- [Material provided]
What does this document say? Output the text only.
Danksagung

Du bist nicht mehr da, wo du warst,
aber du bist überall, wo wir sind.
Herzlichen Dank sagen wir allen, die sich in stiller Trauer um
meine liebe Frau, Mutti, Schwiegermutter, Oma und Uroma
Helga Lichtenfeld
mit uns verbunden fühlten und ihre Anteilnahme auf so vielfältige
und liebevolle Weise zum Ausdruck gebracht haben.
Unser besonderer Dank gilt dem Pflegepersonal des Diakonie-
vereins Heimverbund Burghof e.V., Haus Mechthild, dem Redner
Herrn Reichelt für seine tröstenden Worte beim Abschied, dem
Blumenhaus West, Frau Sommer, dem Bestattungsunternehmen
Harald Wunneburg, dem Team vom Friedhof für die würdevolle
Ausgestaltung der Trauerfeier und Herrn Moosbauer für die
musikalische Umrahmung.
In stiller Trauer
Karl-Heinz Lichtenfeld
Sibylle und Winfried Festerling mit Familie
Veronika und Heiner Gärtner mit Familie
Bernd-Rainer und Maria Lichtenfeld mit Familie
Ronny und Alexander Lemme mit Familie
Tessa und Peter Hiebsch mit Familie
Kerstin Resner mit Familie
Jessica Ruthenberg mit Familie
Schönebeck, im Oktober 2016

- [Request]
Reproduce all of the records exactly.

- [Task solution]
What does this document say? Output the text only.
Danksagung

Du bist nicht mehr da, wo du warst,
aber du bist überall, wo wir sind.
Herzlichen Dank sagen wir allen, die sich in stiller Trauer um
meine liebe Frau, Mutti, Schwiegermutter, Oma und Uroma
Helga Lichtenfeld
mit uns verbunden fühlten und ihre Anteilnahme auf so vielfältige
und liebevolle Weise zum Ausdruck gebracht haben.
Unser besonderer Dank gilt dem Pflegepersonal des Diakonie-
vereins Heimverbund Burghof e.V., Haus Mechthild, dem Redner
Herrn Reichelt für seine tröstenden Worte beim Abschied, dem
Blumenhaus West, Frau Sommer, dem Bestattungsunternehmen
Harald Wunneburg, dem Team vom Friedhof für die würdevolle
Ausgestaltung der Trauerfeier und Herrn Moosbauer für die
musikalische Umrahmung.
In stiller Trauer
Karl-Heinz Lichtenfeld
Sibylle und Winfried Festerling mit Familie
Veronika und Heiner Gärtner mit Familie
Bernd-Rainer und Maria Lichtenfeld mit Familie
Ronny und Alexander Lemme mit Familie
Tessa und Peter Hiebsch mit Familie
Kerstin Resner mit Familie
Jessica Ruthenberg mit Familie
Schönebeck, im Oktober 2016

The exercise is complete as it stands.